Instruction
Every record below should be printed exactly as it appears.

Working data
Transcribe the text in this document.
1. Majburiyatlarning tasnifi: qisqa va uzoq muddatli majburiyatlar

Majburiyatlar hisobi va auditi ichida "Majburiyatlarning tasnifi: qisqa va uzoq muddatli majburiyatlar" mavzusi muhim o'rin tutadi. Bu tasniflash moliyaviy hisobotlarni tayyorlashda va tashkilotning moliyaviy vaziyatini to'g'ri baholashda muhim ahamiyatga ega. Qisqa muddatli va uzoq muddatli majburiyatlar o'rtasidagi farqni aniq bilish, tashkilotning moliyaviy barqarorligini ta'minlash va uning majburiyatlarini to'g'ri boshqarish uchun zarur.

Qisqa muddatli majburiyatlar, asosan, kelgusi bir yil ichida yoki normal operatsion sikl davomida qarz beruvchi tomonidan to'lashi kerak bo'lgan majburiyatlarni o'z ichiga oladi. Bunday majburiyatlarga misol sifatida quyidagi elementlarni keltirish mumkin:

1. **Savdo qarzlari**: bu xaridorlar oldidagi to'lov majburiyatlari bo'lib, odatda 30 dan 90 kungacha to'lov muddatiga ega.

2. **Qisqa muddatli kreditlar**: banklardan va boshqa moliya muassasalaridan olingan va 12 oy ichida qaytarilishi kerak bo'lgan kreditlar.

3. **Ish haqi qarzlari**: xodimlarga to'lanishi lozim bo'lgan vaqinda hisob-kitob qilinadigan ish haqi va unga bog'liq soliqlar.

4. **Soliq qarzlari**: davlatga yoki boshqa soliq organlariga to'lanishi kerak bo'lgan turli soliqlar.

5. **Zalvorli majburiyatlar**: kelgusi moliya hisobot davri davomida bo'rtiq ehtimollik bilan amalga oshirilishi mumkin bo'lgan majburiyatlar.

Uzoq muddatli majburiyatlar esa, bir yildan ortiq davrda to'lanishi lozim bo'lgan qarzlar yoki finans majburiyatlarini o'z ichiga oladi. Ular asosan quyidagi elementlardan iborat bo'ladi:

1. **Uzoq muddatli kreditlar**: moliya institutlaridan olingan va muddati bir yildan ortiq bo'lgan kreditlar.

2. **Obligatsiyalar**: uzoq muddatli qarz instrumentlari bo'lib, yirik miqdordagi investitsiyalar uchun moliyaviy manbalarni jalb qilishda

Expected output
Transcribe the text in this document.
1. Majburiyatlarning tasnifi: qisqa va uzoq muddatli majburiyatlar

Majburiyatlar hisobi va auditi ichida "Majburiyatlarning tasnifi: qisqa va uzoq muddatli majburiyatlar" mavzusi muhim o'rin tutadi. Bu tasniflash moliyaviy hisobotlarni tayyorlashda va tashkilotning moliyaviy vaziyatini to'g'ri baholashda muhim ahamiyatga ega. Qisqa muddatli va uzoq muddatli majburiyatlar o'rtasidagi farqni aniq bilish, tashkilotning moliyaviy barqarorligini ta'minlash va uning majburiyatlarini to'g'ri boshqarish uchun zarur.

Qisqa muddatli majburiyatlar, asosan, kelgusi bir yil ichida yoki normal operatsion sikl davomida qarz beruvchi tomonidan to'lashi kerak bo'lgan majburiyatlarni o'z ichiga oladi. Bunday majburiyatlarga misol sifatida quyidagi elementlarni keltirish mumkin:

1. **Savdo qarzlari**: bu xaridorlar oldidagi to'lov majburiyatlari bo'lib, odatda 30 dan 90 kungacha to'lov muddatiga ega.

2. **Qisqa muddatli kreditlar**: banklardan va boshqa moliya muassasalaridan olingan va 12 oy ichida qaytarilishi kerak bo'lgan kreditlar.

3. **Ish haqi qarzlari**: xodimlarga to'lanishi lozim bo'lgan vaqinda hisob-kitob qilinadigan ish haqi va unga bog'liq soliqlar.

4. **Soliq qarzlari**: davlatga yoki boshqa soliq organlariga to'lanishi kerak bo'lgan turli soliqlar.

5. **Zalvorli majburiyatlar**: kelgusi moliya hisobot davri davomida bo'rtiq ehtimollik bilan amalga oshirilishi mumkin bo'lgan majburiyatlar.

Uzoq muddatli majburiyatlar esa, bir yildan ortiq davrda to'lanishi lozim bo'lgan qarzlar yoki finans majburiyatlarini o'z ichiga oladi. Ular asosan quyidagi elementlardan iborat bo'ladi:

1. **Uzoq muddatli kreditlar**: moliya institutlaridan olingan va muddati bir yildan ortiq bo'lgan kreditlar.

2. **Obligatsiyalar**: uzoq muddatli qarz instrumentlari bo'lib, yirik miqdordagi investitsiyalar uchun moliyaviy manbalarni jalb qilishda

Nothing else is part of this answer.